▶ [GIVEN REQUEST] Skip the pictures. Copy all the rest of the records down exactly.

▶ [RECORDS FOR THE EXERCISE]
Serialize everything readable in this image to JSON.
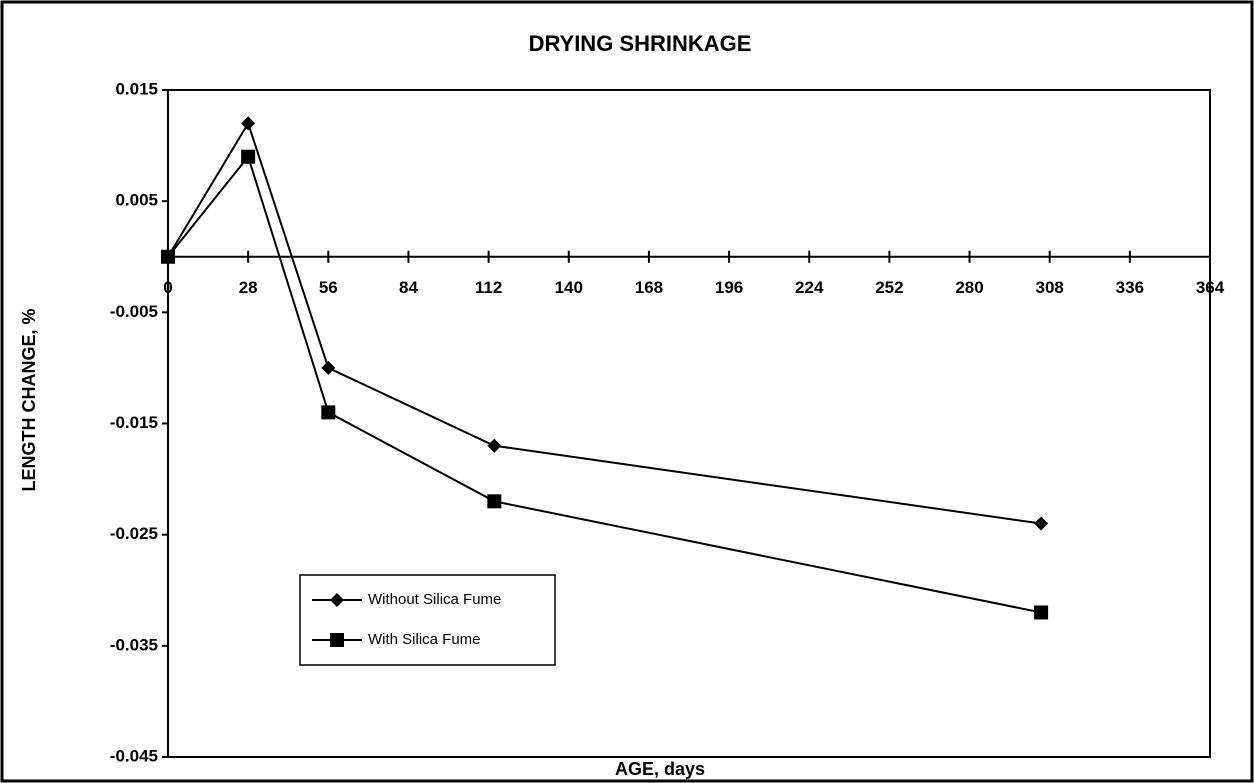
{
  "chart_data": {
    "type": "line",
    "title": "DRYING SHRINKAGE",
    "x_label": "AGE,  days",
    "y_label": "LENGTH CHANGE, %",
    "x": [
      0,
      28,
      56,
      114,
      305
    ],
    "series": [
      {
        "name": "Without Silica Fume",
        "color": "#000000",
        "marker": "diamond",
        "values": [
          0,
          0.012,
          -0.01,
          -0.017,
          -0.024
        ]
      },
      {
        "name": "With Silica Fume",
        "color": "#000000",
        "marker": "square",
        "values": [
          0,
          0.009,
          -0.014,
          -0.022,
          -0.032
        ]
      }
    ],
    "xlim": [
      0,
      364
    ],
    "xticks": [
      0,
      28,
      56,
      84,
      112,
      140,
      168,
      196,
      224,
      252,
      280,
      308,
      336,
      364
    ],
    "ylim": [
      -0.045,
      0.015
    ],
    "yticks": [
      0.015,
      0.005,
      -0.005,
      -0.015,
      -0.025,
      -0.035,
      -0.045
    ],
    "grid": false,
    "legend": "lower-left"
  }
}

▶ [ANSWER TO THE EXERCISE]
Serialize everything readable in this image to JSON.
{
  "chart_data": {
    "type": "line",
    "title": "DRYING SHRINKAGE",
    "x_label": "AGE,  days",
    "y_label": "LENGTH CHANGE, %",
    "x": [
      0,
      28,
      56,
      114,
      305
    ],
    "series": [
      {
        "name": "Without Silica Fume",
        "color": "#000000",
        "marker": "diamond",
        "values": [
          0,
          0.012,
          -0.01,
          -0.017,
          -0.024
        ]
      },
      {
        "name": "With Silica Fume",
        "color": "#000000",
        "marker": "square",
        "values": [
          0,
          0.009,
          -0.014,
          -0.022,
          -0.032
        ]
      }
    ],
    "xlim": [
      0,
      364
    ],
    "xticks": [
      0,
      28,
      56,
      84,
      112,
      140,
      168,
      196,
      224,
      252,
      280,
      308,
      336,
      364
    ],
    "ylim": [
      -0.045,
      0.015
    ],
    "yticks": [
      0.015,
      0.005,
      -0.005,
      -0.015,
      -0.025,
      -0.035,
      -0.045
    ],
    "grid": false,
    "legend": "lower-left"
  }
}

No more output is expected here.